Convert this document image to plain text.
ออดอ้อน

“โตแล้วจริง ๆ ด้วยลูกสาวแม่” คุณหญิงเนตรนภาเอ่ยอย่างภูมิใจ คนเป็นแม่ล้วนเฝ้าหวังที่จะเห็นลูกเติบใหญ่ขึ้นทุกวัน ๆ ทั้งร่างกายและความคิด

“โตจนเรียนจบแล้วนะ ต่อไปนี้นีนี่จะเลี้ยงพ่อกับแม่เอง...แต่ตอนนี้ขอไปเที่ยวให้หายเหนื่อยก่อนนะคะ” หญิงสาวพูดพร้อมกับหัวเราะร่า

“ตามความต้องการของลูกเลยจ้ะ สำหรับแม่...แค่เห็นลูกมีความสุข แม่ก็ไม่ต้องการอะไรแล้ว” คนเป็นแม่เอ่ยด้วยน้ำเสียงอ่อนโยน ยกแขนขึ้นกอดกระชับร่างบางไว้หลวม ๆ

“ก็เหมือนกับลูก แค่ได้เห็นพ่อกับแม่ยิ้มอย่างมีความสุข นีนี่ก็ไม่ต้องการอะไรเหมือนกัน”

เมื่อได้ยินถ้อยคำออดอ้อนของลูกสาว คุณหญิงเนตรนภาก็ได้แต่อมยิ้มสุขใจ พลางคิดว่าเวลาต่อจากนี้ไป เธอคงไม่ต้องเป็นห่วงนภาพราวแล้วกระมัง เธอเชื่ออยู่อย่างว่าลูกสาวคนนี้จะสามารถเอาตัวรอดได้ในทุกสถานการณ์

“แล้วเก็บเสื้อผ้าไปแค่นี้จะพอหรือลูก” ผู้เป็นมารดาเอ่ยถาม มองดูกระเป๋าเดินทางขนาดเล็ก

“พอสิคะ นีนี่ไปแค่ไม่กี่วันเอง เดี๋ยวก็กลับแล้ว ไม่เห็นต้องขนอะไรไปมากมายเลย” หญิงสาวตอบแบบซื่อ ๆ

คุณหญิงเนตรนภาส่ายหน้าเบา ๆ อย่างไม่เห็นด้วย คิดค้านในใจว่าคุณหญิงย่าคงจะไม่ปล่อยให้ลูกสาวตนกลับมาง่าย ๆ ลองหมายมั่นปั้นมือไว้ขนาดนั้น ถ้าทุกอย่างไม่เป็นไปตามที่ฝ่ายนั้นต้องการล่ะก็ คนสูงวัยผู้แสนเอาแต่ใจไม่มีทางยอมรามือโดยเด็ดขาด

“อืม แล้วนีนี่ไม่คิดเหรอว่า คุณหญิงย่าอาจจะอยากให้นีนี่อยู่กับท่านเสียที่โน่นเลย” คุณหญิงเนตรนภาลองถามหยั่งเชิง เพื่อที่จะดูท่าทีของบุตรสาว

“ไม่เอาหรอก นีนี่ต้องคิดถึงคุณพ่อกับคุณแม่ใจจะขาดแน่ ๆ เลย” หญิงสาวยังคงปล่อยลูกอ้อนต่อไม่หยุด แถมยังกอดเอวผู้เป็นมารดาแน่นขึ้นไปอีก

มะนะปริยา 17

- _JOB_
Return every record, word for word.

- _ANSWER FOR THE TASK_
Convert this document image to plain text.
ออดอ้อน

“โตแล้วจริง ๆ ด้วยลูกสาวแม่” คุณหญิงเนตรนภาเอ่ยอย่างภูมิใจ คนเป็นแม่ล้วนเฝ้าหวังที่จะเห็นลูกเติบใหญ่ขึ้นทุกวัน ๆ ทั้งร่างกายและความคิด

“โตจนเรียนจบแล้วนะ ต่อไปนี้นีนี่จะเลี้ยงพ่อกับแม่เอง...แต่ตอนนี้ขอไปเที่ยวให้หายเหนื่อยก่อนนะคะ” หญิงสาวพูดพร้อมกับหัวเราะร่า

“ตามความต้องการของลูกเลยจ้ะ สำหรับแม่...แค่เห็นลูกมีความสุข แม่ก็ไม่ต้องการอะไรแล้ว” คนเป็นแม่เอ่ยด้วยน้ำเสียงอ่อนโยน ยกแขนขึ้นกอดกระชับร่างบางไว้หลวม ๆ

“ก็เหมือนกับลูก แค่ได้เห็นพ่อกับแม่ยิ้มอย่างมีความสุข นีนี่ก็ไม่ต้องการอะไรเหมือนกัน”

เมื่อได้ยินถ้อยคำออดอ้อนของลูกสาว คุณหญิงเนตรนภาก็ได้แต่อมยิ้มสุขใจ พลางคิดว่าเวลาต่อจากนี้ไป เธอคงไม่ต้องเป็นห่วงนภาพราวแล้วกระมัง เธอเชื่ออยู่อย่างว่าลูกสาวคนนี้จะสามารถเอาตัวรอดได้ในทุกสถานการณ์

“แล้วเก็บเสื้อผ้าไปแค่นี้จะพอหรือลูก” ผู้เป็นมารดาเอ่ยถาม มองดูกระเป๋าเดินทางขนาดเล็ก

“พอสิคะ นีนี่ไปแค่ไม่กี่วันเอง เดี๋ยวก็กลับแล้ว ไม่เห็นต้องขนอะไรไปมากมายเลย” หญิงสาวตอบแบบซื่อ ๆ

คุณหญิงเนตรนภาส่ายหน้าเบา ๆ อย่างไม่เห็นด้วย คิดค้านในใจว่าคุณหญิงย่าคงจะไม่ปล่อยให้ลูกสาวตนกลับมาง่าย ๆ ลองหมายมั่นปั้นมือไว้ขนาดนั้น ถ้าทุกอย่างไม่เป็นไปตามที่ฝ่ายนั้นต้องการล่ะก็ คนสูงวัยผู้แสนเอาแต่ใจไม่มีทางยอมรามือโดยเด็ดขาด

“อืม แล้วนีนี่ไม่คิดเหรอว่า คุณหญิงย่าอาจจะอยากให้นีนี่อยู่กับท่านเสียที่โน่นเลย” คุณหญิงเนตรนภาลองถามหยั่งเชิง เพื่อที่จะดูท่าทีของบุตรสาว

“ไม่เอาหรอก นีนี่ต้องคิดถึงคุณพ่อกับคุณแม่ใจจะขาดแน่ ๆ เลย” หญิงสาวยังคงปล่อยลูกอ้อนต่อไม่หยุด แถมยังกอดเอวผู้เป็นมารดาแน่นขึ้นไปอีก

มะนะปริยา 17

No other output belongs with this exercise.